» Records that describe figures

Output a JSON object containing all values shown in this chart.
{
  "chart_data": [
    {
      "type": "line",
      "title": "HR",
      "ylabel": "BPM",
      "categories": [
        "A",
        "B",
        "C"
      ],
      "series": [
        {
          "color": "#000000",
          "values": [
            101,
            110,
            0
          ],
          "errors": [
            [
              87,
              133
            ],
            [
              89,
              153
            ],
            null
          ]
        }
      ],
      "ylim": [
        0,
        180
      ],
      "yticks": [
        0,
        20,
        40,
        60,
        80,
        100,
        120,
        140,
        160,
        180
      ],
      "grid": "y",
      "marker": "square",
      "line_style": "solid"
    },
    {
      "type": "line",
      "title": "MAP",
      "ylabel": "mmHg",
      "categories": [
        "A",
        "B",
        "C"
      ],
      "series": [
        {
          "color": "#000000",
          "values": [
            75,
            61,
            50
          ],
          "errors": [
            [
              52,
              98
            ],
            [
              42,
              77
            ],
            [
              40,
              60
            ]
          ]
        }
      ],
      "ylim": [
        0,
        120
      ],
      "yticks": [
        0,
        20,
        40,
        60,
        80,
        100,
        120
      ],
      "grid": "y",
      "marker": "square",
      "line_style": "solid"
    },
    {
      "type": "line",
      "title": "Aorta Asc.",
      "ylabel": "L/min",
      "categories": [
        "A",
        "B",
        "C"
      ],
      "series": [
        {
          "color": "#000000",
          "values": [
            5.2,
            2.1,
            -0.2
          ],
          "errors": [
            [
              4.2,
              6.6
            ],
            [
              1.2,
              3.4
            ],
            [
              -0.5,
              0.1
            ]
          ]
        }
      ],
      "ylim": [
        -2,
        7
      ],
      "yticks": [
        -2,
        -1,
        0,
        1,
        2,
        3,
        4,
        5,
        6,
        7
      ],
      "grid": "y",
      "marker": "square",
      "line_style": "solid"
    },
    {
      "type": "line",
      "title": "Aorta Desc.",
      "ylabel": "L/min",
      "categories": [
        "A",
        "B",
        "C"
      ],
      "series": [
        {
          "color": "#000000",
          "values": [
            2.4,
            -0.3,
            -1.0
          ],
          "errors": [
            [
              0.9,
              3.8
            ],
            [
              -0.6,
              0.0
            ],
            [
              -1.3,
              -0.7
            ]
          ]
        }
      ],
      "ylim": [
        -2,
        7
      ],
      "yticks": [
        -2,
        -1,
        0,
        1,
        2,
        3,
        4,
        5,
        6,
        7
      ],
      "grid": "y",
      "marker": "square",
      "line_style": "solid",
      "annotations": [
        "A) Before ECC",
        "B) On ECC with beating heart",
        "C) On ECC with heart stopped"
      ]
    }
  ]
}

» GIVEN TASK
Word for word, quote all of the data above.

» RESULT BELOW
Output a JSON object containing all values shown in this chart.
{
  "chart_data": [
    {
      "type": "line",
      "title": "HR",
      "ylabel": "BPM",
      "categories": [
        "A",
        "B",
        "C"
      ],
      "series": [
        {
          "color": "#000000",
          "values": [
            101,
            110,
            0
          ],
          "errors": [
            [
              87,
              133
            ],
            [
              89,
              153
            ],
            null
          ]
        }
      ],
      "ylim": [
        0,
        180
      ],
      "yticks": [
        0,
        20,
        40,
        60,
        80,
        100,
        120,
        140,
        160,
        180
      ],
      "grid": "y",
      "marker": "square",
      "line_style": "solid"
    },
    {
      "type": "line",
      "title": "MAP",
      "ylabel": "mmHg",
      "categories": [
        "A",
        "B",
        "C"
      ],
      "series": [
        {
          "color": "#000000",
          "values": [
            75,
            61,
            50
          ],
          "errors": [
            [
              52,
              98
            ],
            [
              42,
              77
            ],
            [
              40,
              60
            ]
          ]
        }
      ],
      "ylim": [
        0,
        120
      ],
      "yticks": [
        0,
        20,
        40,
        60,
        80,
        100,
        120
      ],
      "grid": "y",
      "marker": "square",
      "line_style": "solid"
    },
    {
      "type": "line",
      "title": "Aorta Asc.",
      "ylabel": "L/min",
      "categories": [
        "A",
        "B",
        "C"
      ],
      "series": [
        {
          "color": "#000000",
          "values": [
            5.2,
            2.1,
            -0.2
          ],
          "errors": [
            [
              4.2,
              6.6
            ],
            [
              1.2,
              3.4
            ],
            [
              -0.5,
              0.1
            ]
          ]
        }
      ],
      "ylim": [
        -2,
        7
      ],
      "yticks": [
        -2,
        -1,
        0,
        1,
        2,
        3,
        4,
        5,
        6,
        7
      ],
      "grid": "y",
      "marker": "square",
      "line_style": "solid"
    },
    {
      "type": "line",
      "title": "Aorta Desc.",
      "ylabel": "L/min",
      "categories": [
        "A",
        "B",
        "C"
      ],
      "series": [
        {
          "color": "#000000",
          "values": [
            2.4,
            -0.3,
            -1.0
          ],
          "errors": [
            [
              0.9,
              3.8
            ],
            [
              -0.6,
              0.0
            ],
            [
              -1.3,
              -0.7
            ]
          ]
        }
      ],
      "ylim": [
        -2,
        7
      ],
      "yticks": [
        -2,
        -1,
        0,
        1,
        2,
        3,
        4,
        5,
        6,
        7
      ],
      "grid": "y",
      "marker": "square",
      "line_style": "solid",
      "annotations": [
        "A) Before ECC",
        "B) On ECC with beating heart",
        "C) On ECC with heart stopped"
      ]
    }
  ]
}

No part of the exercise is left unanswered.